Exercise task 1:
Copy the part of the movable plate description between "The flow cross-sectional" and "vehicle is stopped).", inclusive.
Exercise task 2:
In the movable plate description, what frequency band is given as an example of idle vibration?
Exercise task 3:
Do these statements agree with the movable plate description? Answer yes or no for each, quoting the deciding words.
(a) The annular protrusions 31 to 34 all have the same height.
(b) The vertical dimension of the storage space 29 is smaller than the overall thickness of the movable plate 30.
(c) Each annular protrusion runs continuously around the entire circumference.

Text section:
________________________________________
Each of the annular protrusions 31 to 34 is a continuous circular portion around the entire circumference, and two are arranged on a concentric circle centered on the axis C. The annular protrusions 31 and 33 are arranged alternately on both the top and bottom surfaces. Similarly, the annular protrusions 32 and 34 are arranged alternately on both the top and bottom surfaces. This makes it possible to reduce the difference in rigidity between the thick and thin parts of the movable plate 30 compared to when each protrusion is arranged in the same position on both the top and bottom surfaces. As a result, it is possible to suppress the tendency for cracks to occur starting from the thin parts of the movable plate 30, and the durability of the movable plate 30 can be improved.

The height H2 of the annular protrusions 31-34 is the same, and the vertical dimension of the storage space 29 is greater than the overall thickness of the movable plate 30 (the vertical distance between the tips of the annular protrusions 31-34 on both the upper and lower sides). Furthermore, the inner diameter of the storage space 29 (the outer diameter of the base portions 23a, 26a) is smaller than the inner diameter of the movable plate 30, and the outer diameter of the storage space 29 (the inner diameter of the cylindrical member 21) is greater than the outer diameter of the movable plate 30. Therefore, when the movable plate 30 is located in the center of the storage space 29 (not in contact with each wall surface of the storage space 29), a second orifice that communicates between the first liquid chamber 17 and the second liquid chamber 18 is formed by the gap between the movable plate 30 and each wall surface of the storage space 29, the first through hole 24, and the second through hole 27.

The flow cross-sectional area, length, cross-sectional circumference, etc. of this second orifice are set so that the damping coefficient is large in the frequency band corresponding to the idle vibration (e.g., about 15 to 50 Hz) when a small amplitude idle vibration is input, for example, to reduce the idle vibration during idling (when the vehicle is stopped).
________________________________________
Dataset content:
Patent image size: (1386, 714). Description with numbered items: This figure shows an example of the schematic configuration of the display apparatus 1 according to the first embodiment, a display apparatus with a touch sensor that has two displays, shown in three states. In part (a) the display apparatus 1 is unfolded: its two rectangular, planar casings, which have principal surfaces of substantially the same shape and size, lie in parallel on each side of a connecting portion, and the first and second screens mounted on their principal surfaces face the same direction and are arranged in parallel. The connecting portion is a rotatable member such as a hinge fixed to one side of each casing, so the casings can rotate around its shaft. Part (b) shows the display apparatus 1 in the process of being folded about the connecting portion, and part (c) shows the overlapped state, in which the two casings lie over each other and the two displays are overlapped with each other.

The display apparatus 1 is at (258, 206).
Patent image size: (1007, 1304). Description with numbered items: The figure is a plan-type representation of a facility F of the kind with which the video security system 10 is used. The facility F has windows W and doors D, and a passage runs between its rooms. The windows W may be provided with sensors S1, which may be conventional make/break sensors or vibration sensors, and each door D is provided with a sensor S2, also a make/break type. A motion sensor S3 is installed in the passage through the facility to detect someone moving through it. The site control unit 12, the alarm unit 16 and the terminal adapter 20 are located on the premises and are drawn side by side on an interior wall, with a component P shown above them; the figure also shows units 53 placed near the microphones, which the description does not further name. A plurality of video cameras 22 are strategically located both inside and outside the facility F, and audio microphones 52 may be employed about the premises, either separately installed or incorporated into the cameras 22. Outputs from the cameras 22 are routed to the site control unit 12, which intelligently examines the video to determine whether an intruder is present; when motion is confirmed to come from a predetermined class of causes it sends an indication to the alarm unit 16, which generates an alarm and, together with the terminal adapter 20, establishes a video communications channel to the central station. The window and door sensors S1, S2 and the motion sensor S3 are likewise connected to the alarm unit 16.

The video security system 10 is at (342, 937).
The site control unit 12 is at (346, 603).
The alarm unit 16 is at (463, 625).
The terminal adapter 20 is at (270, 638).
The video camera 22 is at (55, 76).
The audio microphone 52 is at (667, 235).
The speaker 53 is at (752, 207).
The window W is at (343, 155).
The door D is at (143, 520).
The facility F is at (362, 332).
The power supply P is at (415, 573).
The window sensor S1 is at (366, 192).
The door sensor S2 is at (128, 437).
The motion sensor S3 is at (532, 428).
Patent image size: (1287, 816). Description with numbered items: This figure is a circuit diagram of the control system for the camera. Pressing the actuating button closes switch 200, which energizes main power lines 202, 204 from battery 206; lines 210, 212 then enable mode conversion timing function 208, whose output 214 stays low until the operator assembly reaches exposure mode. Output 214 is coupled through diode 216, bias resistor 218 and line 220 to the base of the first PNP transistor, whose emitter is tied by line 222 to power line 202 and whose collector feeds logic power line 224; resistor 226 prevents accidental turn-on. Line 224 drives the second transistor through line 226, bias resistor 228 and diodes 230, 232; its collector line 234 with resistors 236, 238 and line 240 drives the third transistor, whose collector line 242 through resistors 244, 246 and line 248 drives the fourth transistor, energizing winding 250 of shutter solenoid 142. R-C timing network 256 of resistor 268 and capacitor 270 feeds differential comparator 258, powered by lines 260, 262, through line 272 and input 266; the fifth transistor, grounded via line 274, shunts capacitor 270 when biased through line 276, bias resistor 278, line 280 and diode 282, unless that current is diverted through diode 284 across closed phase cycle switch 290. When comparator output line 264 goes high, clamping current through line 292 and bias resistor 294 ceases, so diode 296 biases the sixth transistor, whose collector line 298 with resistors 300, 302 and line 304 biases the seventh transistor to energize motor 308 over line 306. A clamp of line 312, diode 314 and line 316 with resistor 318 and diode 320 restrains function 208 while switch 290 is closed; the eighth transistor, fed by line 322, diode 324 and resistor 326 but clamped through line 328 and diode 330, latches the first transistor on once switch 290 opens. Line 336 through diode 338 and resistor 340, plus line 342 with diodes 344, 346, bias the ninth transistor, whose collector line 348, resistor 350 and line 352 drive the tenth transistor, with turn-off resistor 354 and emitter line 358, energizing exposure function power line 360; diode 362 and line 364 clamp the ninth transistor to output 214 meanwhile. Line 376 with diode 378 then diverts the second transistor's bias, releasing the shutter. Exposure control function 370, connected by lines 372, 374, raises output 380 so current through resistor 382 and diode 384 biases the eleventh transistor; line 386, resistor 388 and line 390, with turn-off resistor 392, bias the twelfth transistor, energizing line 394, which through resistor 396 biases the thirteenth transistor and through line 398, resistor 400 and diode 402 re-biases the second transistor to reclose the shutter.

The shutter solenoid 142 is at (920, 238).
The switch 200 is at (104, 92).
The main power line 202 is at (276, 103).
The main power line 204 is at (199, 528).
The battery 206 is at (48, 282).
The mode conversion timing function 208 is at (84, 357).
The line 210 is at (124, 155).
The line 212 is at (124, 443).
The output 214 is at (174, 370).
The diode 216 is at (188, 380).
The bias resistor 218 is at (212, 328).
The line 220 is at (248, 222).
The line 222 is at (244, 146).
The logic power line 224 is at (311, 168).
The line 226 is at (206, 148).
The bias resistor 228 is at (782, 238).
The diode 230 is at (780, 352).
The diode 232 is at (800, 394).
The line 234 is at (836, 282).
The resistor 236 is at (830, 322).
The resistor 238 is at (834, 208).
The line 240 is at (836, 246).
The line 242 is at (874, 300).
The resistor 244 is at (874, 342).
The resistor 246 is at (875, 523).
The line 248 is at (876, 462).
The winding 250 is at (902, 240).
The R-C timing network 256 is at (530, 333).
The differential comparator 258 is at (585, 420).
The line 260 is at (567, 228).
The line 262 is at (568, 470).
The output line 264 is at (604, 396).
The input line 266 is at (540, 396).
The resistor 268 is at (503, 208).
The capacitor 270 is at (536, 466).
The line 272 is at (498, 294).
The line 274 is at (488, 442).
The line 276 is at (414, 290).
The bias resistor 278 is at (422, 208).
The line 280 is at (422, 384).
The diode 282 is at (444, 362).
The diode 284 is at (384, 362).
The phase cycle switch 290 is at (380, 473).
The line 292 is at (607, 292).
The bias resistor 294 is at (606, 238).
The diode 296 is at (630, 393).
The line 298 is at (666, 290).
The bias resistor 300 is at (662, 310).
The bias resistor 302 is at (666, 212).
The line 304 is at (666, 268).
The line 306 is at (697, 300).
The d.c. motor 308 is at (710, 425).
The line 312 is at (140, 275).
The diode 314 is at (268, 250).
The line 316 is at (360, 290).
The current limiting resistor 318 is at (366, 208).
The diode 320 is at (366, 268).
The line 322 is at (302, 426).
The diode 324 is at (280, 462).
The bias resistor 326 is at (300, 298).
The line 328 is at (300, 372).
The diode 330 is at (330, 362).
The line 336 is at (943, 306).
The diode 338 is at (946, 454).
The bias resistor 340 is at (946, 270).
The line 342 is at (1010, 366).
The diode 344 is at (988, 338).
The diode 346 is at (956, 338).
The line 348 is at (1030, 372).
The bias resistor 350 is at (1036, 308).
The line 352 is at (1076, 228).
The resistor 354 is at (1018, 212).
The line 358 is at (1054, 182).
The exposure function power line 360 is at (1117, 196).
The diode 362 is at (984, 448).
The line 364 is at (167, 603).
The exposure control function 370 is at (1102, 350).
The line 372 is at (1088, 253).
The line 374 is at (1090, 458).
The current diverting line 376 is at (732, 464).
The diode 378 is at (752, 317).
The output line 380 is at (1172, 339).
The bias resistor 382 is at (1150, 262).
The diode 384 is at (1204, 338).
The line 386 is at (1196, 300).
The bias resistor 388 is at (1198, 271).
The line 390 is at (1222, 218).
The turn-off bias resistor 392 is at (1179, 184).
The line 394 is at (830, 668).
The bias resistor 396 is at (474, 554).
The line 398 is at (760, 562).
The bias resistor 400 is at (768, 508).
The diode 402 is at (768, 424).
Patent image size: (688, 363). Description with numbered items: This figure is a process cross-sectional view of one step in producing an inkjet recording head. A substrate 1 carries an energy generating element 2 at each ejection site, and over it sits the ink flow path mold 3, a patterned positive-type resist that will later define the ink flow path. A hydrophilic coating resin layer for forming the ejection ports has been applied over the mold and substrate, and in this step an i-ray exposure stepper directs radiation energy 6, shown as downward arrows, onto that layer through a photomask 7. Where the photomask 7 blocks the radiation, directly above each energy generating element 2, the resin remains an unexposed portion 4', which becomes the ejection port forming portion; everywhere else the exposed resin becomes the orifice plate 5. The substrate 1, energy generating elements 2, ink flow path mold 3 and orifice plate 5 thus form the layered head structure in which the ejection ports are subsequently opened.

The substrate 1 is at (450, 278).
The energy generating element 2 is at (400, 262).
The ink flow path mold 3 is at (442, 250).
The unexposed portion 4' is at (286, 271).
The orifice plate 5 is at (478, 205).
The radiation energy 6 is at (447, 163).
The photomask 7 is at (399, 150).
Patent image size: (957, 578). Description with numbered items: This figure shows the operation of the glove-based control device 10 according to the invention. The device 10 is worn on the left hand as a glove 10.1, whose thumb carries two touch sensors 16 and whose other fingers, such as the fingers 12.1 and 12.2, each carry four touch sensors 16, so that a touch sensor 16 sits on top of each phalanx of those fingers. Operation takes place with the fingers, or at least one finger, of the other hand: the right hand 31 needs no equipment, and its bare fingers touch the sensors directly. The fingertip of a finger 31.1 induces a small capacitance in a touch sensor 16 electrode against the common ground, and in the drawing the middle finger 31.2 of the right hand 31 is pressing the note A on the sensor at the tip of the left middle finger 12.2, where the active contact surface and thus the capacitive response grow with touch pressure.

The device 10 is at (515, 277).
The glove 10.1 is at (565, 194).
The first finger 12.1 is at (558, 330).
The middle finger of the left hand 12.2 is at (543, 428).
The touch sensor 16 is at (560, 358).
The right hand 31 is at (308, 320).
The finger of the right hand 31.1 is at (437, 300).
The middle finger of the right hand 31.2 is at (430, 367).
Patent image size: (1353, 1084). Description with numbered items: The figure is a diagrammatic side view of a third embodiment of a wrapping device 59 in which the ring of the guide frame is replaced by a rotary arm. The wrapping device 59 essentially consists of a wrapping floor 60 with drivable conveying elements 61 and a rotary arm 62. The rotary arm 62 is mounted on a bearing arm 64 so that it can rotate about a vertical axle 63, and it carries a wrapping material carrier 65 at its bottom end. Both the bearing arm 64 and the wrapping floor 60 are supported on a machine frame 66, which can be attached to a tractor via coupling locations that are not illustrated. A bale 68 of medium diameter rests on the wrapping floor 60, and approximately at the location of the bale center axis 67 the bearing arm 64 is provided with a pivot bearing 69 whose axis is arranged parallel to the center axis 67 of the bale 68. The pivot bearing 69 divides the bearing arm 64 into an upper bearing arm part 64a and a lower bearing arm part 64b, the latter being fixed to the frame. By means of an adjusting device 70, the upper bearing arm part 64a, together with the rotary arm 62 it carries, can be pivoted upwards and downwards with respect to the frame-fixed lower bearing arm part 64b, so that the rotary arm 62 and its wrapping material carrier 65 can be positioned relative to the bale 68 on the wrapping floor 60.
________________________________________
Correct result 1:
The flow cross-sectional area, length, cross-sectional circumference, etc. of this second orifice are set so that the damping coefficient is large in the frequency band corresponding to the idle vibration (e.g., about 15 to 50 Hz) when a small amplitude idle vibration is input, for example, to reduce the idle vibration during idling (when the vehicle is stopped).

Correct result 2:
About 15 to 50 Hz.

Correct result 3:
(a) Yes: "The height H2 of the annular protrusions 31-34 is the same"
(b) No: "the vertical dimension of the storage space 29 is greater than the overall thickness of the movable plate 30"
(c) Yes: "Each of the annular protrusions 31 to 34 is a continuous circular portion around the entire circumference"